**INSTRUCTIONS TO FOLLOW**
Every entry should be repeated exactly. Omit the pictures.

BEGIN

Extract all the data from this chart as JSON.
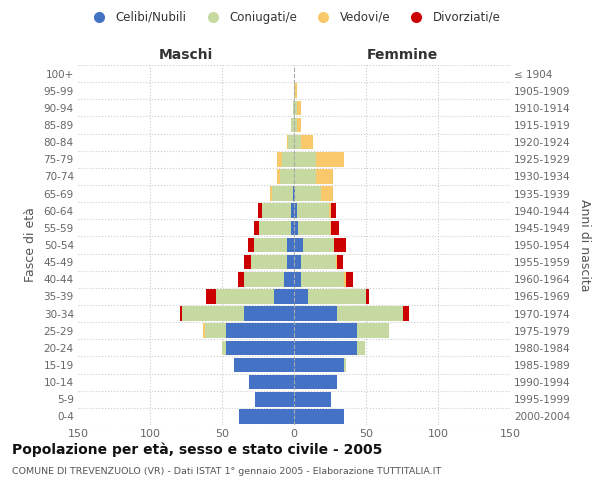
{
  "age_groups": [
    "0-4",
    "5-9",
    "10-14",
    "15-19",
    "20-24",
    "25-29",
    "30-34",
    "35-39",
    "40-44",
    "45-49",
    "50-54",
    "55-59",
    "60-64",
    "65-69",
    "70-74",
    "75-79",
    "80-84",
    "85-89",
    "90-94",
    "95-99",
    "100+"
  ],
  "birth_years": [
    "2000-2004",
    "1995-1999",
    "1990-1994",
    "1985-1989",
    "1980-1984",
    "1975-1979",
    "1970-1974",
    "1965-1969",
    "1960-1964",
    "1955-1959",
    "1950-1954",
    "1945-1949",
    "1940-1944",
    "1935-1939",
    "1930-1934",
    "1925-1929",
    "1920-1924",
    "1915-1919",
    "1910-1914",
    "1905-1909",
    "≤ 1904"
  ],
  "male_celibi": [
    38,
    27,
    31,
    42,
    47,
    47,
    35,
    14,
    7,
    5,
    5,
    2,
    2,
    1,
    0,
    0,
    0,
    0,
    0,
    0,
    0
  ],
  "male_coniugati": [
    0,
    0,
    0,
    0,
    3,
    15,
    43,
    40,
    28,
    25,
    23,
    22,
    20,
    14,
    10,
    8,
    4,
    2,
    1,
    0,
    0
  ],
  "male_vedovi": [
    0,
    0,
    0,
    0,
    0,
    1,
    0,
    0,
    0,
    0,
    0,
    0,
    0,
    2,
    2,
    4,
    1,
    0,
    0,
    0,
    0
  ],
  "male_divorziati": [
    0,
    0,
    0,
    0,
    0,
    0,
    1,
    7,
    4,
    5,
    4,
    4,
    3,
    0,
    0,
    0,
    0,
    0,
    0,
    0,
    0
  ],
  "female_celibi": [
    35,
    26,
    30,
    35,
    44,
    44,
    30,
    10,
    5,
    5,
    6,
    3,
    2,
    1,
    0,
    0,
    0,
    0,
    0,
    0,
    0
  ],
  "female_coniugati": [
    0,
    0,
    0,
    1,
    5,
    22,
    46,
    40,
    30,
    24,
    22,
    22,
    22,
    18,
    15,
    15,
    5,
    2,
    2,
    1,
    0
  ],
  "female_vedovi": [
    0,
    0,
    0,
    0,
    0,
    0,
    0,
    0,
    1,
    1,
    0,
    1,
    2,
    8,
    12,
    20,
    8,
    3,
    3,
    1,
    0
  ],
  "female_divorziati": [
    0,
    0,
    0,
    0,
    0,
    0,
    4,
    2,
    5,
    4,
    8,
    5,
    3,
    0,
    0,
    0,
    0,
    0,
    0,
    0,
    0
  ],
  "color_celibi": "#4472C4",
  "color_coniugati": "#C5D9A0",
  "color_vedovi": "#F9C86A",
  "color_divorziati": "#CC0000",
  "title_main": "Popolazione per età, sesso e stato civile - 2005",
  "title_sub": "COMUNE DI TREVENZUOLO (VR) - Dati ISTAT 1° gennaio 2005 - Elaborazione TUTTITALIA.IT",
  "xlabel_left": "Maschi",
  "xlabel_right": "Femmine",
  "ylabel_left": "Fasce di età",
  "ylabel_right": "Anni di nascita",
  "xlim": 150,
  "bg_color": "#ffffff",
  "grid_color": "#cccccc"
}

END

**RESULT OF THE TASK**
Extract all the data from this chart as JSON.
{
  "age_groups": [
    "0-4",
    "5-9",
    "10-14",
    "15-19",
    "20-24",
    "25-29",
    "30-34",
    "35-39",
    "40-44",
    "45-49",
    "50-54",
    "55-59",
    "60-64",
    "65-69",
    "70-74",
    "75-79",
    "80-84",
    "85-89",
    "90-94",
    "95-99",
    "100+"
  ],
  "birth_years": [
    "2000-2004",
    "1995-1999",
    "1990-1994",
    "1985-1989",
    "1980-1984",
    "1975-1979",
    "1970-1974",
    "1965-1969",
    "1960-1964",
    "1955-1959",
    "1950-1954",
    "1945-1949",
    "1940-1944",
    "1935-1939",
    "1930-1934",
    "1925-1929",
    "1920-1924",
    "1915-1919",
    "1910-1914",
    "1905-1909",
    "≤ 1904"
  ],
  "male_celibi": [
    38,
    27,
    31,
    42,
    47,
    47,
    35,
    14,
    7,
    5,
    5,
    2,
    2,
    1,
    0,
    0,
    0,
    0,
    0,
    0,
    0
  ],
  "male_coniugati": [
    0,
    0,
    0,
    0,
    3,
    15,
    43,
    40,
    28,
    25,
    23,
    22,
    20,
    14,
    10,
    8,
    4,
    2,
    1,
    0,
    0
  ],
  "male_vedovi": [
    0,
    0,
    0,
    0,
    0,
    1,
    0,
    0,
    0,
    0,
    0,
    0,
    0,
    2,
    2,
    4,
    1,
    0,
    0,
    0,
    0
  ],
  "male_divorziati": [
    0,
    0,
    0,
    0,
    0,
    0,
    1,
    7,
    4,
    5,
    4,
    4,
    3,
    0,
    0,
    0,
    0,
    0,
    0,
    0,
    0
  ],
  "female_celibi": [
    35,
    26,
    30,
    35,
    44,
    44,
    30,
    10,
    5,
    5,
    6,
    3,
    2,
    1,
    0,
    0,
    0,
    0,
    0,
    0,
    0
  ],
  "female_coniugati": [
    0,
    0,
    0,
    1,
    5,
    22,
    46,
    40,
    30,
    24,
    22,
    22,
    22,
    18,
    15,
    15,
    5,
    2,
    2,
    1,
    0
  ],
  "female_vedovi": [
    0,
    0,
    0,
    0,
    0,
    0,
    0,
    0,
    1,
    1,
    0,
    1,
    2,
    8,
    12,
    20,
    8,
    3,
    3,
    1,
    0
  ],
  "female_divorziati": [
    0,
    0,
    0,
    0,
    0,
    0,
    4,
    2,
    5,
    4,
    8,
    5,
    3,
    0,
    0,
    0,
    0,
    0,
    0,
    0,
    0
  ],
  "color_celibi": "#4472C4",
  "color_coniugati": "#C5D9A0",
  "color_vedovi": "#F9C86A",
  "color_divorziati": "#CC0000",
  "title_main": "Popolazione per età, sesso e stato civile - 2005",
  "title_sub": "COMUNE DI TREVENZUOLO (VR) - Dati ISTAT 1° gennaio 2005 - Elaborazione TUTTITALIA.IT",
  "xlabel_left": "Maschi",
  "xlabel_right": "Femmine",
  "ylabel_left": "Fasce di età",
  "ylabel_right": "Anni di nascita",
  "xlim": 150,
  "bg_color": "#ffffff",
  "grid_color": "#cccccc"
}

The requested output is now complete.